* START *

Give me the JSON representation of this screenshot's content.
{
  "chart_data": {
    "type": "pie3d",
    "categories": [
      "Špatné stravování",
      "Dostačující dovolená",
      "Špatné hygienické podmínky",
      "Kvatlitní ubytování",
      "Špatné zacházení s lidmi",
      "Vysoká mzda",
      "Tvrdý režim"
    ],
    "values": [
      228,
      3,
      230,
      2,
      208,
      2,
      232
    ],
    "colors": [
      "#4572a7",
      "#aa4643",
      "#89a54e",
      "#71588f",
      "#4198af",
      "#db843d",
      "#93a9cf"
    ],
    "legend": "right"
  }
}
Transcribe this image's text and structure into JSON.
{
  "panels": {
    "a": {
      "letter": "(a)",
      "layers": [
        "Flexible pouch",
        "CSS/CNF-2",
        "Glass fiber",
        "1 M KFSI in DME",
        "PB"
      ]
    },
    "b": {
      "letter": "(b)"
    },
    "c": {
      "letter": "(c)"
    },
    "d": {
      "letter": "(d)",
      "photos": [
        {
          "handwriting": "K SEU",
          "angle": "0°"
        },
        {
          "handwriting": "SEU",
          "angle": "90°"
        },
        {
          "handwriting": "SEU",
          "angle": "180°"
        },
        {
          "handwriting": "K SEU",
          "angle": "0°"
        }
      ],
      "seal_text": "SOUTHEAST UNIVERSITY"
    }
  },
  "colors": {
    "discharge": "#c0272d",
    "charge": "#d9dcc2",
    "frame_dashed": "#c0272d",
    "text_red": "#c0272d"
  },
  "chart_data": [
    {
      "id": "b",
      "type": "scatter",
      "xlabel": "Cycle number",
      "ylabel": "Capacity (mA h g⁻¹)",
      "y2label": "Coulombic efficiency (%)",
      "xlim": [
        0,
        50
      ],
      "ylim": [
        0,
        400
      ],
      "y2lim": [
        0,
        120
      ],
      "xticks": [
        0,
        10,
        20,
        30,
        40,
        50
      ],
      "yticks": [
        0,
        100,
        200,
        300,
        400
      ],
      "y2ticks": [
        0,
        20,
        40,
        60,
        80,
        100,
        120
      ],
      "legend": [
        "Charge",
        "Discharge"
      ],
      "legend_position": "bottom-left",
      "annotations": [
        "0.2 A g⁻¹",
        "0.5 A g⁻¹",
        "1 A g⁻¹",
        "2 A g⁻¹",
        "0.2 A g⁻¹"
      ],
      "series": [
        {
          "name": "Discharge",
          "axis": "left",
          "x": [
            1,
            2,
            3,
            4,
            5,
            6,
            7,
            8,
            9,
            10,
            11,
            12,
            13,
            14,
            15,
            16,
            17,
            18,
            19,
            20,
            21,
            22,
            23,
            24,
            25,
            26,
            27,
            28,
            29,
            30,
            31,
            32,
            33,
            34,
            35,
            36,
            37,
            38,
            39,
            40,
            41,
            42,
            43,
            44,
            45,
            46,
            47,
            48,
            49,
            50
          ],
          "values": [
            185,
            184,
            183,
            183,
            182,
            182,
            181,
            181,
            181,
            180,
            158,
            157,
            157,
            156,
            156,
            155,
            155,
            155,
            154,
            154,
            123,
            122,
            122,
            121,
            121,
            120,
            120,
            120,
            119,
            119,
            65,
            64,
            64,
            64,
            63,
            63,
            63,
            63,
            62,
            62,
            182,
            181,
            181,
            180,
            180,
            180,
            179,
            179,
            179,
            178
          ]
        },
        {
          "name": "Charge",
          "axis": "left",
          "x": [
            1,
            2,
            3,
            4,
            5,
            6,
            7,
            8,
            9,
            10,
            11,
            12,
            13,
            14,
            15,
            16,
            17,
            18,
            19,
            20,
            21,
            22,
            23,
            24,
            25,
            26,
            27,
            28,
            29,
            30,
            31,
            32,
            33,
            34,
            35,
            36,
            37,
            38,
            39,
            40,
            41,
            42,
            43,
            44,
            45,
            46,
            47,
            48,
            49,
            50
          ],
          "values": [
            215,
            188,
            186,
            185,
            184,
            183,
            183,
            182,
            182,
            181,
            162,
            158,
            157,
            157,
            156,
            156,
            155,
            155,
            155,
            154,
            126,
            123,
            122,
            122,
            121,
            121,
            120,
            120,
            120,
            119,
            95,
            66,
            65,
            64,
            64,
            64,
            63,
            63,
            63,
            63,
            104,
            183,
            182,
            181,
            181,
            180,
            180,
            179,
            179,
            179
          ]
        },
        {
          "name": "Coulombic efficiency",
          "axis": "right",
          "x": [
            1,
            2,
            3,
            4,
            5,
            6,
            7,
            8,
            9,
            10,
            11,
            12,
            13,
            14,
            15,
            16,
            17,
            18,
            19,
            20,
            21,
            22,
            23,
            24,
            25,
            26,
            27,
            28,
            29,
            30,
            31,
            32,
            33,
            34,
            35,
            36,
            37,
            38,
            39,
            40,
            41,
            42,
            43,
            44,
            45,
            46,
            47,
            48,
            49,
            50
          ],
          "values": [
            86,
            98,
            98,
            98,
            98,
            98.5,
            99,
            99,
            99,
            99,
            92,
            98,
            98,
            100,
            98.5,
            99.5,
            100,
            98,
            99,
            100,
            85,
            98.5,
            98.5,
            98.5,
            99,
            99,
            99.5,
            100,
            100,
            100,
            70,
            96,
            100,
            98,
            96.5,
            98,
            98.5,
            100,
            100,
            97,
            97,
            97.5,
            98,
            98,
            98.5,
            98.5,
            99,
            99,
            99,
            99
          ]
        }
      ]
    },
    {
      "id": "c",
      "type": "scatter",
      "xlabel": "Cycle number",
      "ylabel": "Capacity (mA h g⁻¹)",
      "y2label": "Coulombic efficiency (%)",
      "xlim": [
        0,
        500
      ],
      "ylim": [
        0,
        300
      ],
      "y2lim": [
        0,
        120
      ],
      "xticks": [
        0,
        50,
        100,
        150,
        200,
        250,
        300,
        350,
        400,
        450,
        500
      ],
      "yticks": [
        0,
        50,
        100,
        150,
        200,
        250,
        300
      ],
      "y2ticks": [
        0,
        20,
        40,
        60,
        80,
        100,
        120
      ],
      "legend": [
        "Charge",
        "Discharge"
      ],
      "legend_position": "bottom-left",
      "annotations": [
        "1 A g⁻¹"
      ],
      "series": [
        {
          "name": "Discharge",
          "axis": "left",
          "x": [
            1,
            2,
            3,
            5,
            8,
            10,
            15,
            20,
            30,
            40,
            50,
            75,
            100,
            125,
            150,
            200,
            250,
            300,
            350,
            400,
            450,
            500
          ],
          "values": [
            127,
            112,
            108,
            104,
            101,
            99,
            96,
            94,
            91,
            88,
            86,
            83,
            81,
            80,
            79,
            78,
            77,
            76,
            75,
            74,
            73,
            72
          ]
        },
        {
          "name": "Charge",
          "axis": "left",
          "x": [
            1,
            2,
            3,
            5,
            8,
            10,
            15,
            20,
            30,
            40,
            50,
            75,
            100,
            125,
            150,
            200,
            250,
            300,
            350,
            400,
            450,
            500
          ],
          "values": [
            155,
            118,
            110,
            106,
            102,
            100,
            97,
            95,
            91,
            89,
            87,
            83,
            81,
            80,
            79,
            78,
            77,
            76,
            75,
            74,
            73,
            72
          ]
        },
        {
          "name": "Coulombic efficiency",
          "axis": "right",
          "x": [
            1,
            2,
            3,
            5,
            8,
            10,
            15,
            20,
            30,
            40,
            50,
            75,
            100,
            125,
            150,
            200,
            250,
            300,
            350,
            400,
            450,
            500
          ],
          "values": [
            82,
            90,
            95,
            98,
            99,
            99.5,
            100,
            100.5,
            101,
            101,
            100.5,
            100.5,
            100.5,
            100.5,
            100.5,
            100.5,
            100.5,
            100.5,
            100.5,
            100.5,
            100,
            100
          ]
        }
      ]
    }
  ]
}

* END *

- Given problem:
Copy every line of the material, please, keeping it exactly the same.

- Written response:
Give me the JSON representation of this screenshot's content.
{
  "chart_data": {
    "type": "pie3d",
    "categories": [
      "Špatné stravování",
      "Dostačující dovolená",
      "Špatné hygienické podmínky",
      "Kvatlitní ubytování",
      "Špatné zacházení s lidmi",
      "Vysoká mzda",
      "Tvrdý režim"
    ],
    "values": [
      228,
      3,
      230,
      2,
      208,
      2,
      232
    ],
    "colors": [
      "#4572a7",
      "#aa4643",
      "#89a54e",
      "#71588f",
      "#4198af",
      "#db843d",
      "#93a9cf"
    ],
    "legend": "right"
  }
}
Transcribe this image's text and structure into JSON.
{
  "panels": {
    "a": {
      "letter": "(a)",
      "layers": [
        "Flexible pouch",
        "CSS/CNF-2",
        "Glass fiber",
        "1 M KFSI in DME",
        "PB"
      ]
    },
    "b": {
      "letter": "(b)"
    },
    "c": {
      "letter": "(c)"
    },
    "d": {
      "letter": "(d)",
      "photos": [
        {
          "handwriting": "K SEU",
          "angle": "0°"
        },
        {
          "handwriting": "SEU",
          "angle": "90°"
        },
        {
          "handwriting": "SEU",
          "angle": "180°"
        },
        {
          "handwriting": "K SEU",
          "angle": "0°"
        }
      ],
      "seal_text": "SOUTHEAST UNIVERSITY"
    }
  },
  "colors": {
    "discharge": "#c0272d",
    "charge": "#d9dcc2",
    "frame_dashed": "#c0272d",
    "text_red": "#c0272d"
  },
  "chart_data": [
    {
      "id": "b",
      "type": "scatter",
      "xlabel": "Cycle number",
      "ylabel": "Capacity (mA h g⁻¹)",
      "y2label": "Coulombic efficiency (%)",
      "xlim": [
        0,
        50
      ],
      "ylim": [
        0,
        400
      ],
      "y2lim": [
        0,
        120
      ],
      "xticks": [
        0,
        10,
        20,
        30,
        40,
        50
      ],
      "yticks": [
        0,
        100,
        200,
        300,
        400
      ],
      "y2ticks": [
        0,
        20,
        40,
        60,
        80,
        100,
        120
      ],
      "legend": [
        "Charge",
        "Discharge"
      ],
      "legend_position": "bottom-left",
      "annotations": [
        "0.2 A g⁻¹",
        "0.5 A g⁻¹",
        "1 A g⁻¹",
        "2 A g⁻¹",
        "0.2 A g⁻¹"
      ],
      "series": [
        {
          "name": "Discharge",
          "axis": "left",
          "x": [
            1,
            2,
            3,
            4,
            5,
            6,
            7,
            8,
            9,
            10,
            11,
            12,
            13,
            14,
            15,
            16,
            17,
            18,
            19,
            20,
            21,
            22,
            23,
            24,
            25,
            26,
            27,
            28,
            29,
            30,
            31,
            32,
            33,
            34,
            35,
            36,
            37,
            38,
            39,
            40,
            41,
            42,
            43,
            44,
            45,
            46,
            47,
            48,
            49,
            50
          ],
          "values": [
            185,
            184,
            183,
            183,
            182,
            182,
            181,
            181,
            181,
            180,
            158,
            157,
            157,
            156,
            156,
            155,
            155,
            155,
            154,
            154,
            123,
            122,
            122,
            121,
            121,
            120,
            120,
            120,
            119,
            119,
            65,
            64,
            64,
            64,
            63,
            63,
            63,
            63,
            62,
            62,
            182,
            181,
            181,
            180,
            180,
            180,
            179,
            179,
            179,
            178
          ]
        },
        {
          "name": "Charge",
          "axis": "left",
          "x": [
            1,
            2,
            3,
            4,
            5,
            6,
            7,
            8,
            9,
            10,
            11,
            12,
            13,
            14,
            15,
            16,
            17,
            18,
            19,
            20,
            21,
            22,
            23,
            24,
            25,
            26,
            27,
            28,
            29,
            30,
            31,
            32,
            33,
            34,
            35,
            36,
            37,
            38,
            39,
            40,
            41,
            42,
            43,
            44,
            45,
            46,
            47,
            48,
            49,
            50
          ],
          "values": [
            215,
            188,
            186,
            185,
            184,
            183,
            183,
            182,
            182,
            181,
            162,
            158,
            157,
            157,
            156,
            156,
            155,
            155,
            155,
            154,
            126,
            123,
            122,
            122,
            121,
            121,
            120,
            120,
            120,
            119,
            95,
            66,
            65,
            64,
            64,
            64,
            63,
            63,
            63,
            63,
            104,
            183,
            182,
            181,
            181,
            180,
            180,
            179,
            179,
            179
          ]
        },
        {
          "name": "Coulombic efficiency",
          "axis": "right",
          "x": [
            1,
            2,
            3,
            4,
            5,
            6,
            7,
            8,
            9,
            10,
            11,
            12,
            13,
            14,
            15,
            16,
            17,
            18,
            19,
            20,
            21,
            22,
            23,
            24,
            25,
            26,
            27,
            28,
            29,
            30,
            31,
            32,
            33,
            34,
            35,
            36,
            37,
            38,
            39,
            40,
            41,
            42,
            43,
            44,
            45,
            46,
            47,
            48,
            49,
            50
          ],
          "values": [
            86,
            98,
            98,
            98,
            98,
            98.5,
            99,
            99,
            99,
            99,
            92,
            98,
            98,
            100,
            98.5,
            99.5,
            100,
            98,
            99,
            100,
            85,
            98.5,
            98.5,
            98.5,
            99,
            99,
            99.5,
            100,
            100,
            100,
            70,
            96,
            100,
            98,
            96.5,
            98,
            98.5,
            100,
            100,
            97,
            97,
            97.5,
            98,
            98,
            98.5,
            98.5,
            99,
            99,
            99,
            99
          ]
        }
      ]
    },
    {
      "id": "c",
      "type": "scatter",
      "xlabel": "Cycle number",
      "ylabel": "Capacity (mA h g⁻¹)",
      "y2label": "Coulombic efficiency (%)",
      "xlim": [
        0,
        500
      ],
      "ylim": [
        0,
        300
      ],
      "y2lim": [
        0,
        120
      ],
      "xticks": [
        0,
        50,
        100,
        150,
        200,
        250,
        300,
        350,
        400,
        450,
        500
      ],
      "yticks": [
        0,
        50,
        100,
        150,
        200,
        250,
        300
      ],
      "y2ticks": [
        0,
        20,
        40,
        60,
        80,
        100,
        120
      ],
      "legend": [
        "Charge",
        "Discharge"
      ],
      "legend_position": "bottom-left",
      "annotations": [
        "1 A g⁻¹"
      ],
      "series": [
        {
          "name": "Discharge",
          "axis": "left",
          "x": [
            1,
            2,
            3,
            5,
            8,
            10,
            15,
            20,
            30,
            40,
            50,
            75,
            100,
            125,
            150,
            200,
            250,
            300,
            350,
            400,
            450,
            500
          ],
          "values": [
            127,
            112,
            108,
            104,
            101,
            99,
            96,
            94,
            91,
            88,
            86,
            83,
            81,
            80,
            79,
            78,
            77,
            76,
            75,
            74,
            73,
            72
          ]
        },
        {
          "name": "Charge",
          "axis": "left",
          "x": [
            1,
            2,
            3,
            5,
            8,
            10,
            15,
            20,
            30,
            40,
            50,
            75,
            100,
            125,
            150,
            200,
            250,
            300,
            350,
            400,
            450,
            500
          ],
          "values": [
            155,
            118,
            110,
            106,
            102,
            100,
            97,
            95,
            91,
            89,
            87,
            83,
            81,
            80,
            79,
            78,
            77,
            76,
            75,
            74,
            73,
            72
          ]
        },
        {
          "name": "Coulombic efficiency",
          "axis": "right",
          "x": [
            1,
            2,
            3,
            5,
            8,
            10,
            15,
            20,
            30,
            40,
            50,
            75,
            100,
            125,
            150,
            200,
            250,
            300,
            350,
            400,
            450,
            500
          ],
          "values": [
            82,
            90,
            95,
            98,
            99,
            99.5,
            100,
            100.5,
            101,
            101,
            100.5,
            100.5,
            100.5,
            100.5,
            100.5,
            100.5,
            100.5,
            100.5,
            100.5,
            100.5,
            100,
            100
          ]
        }
      ]
    }
  ]
}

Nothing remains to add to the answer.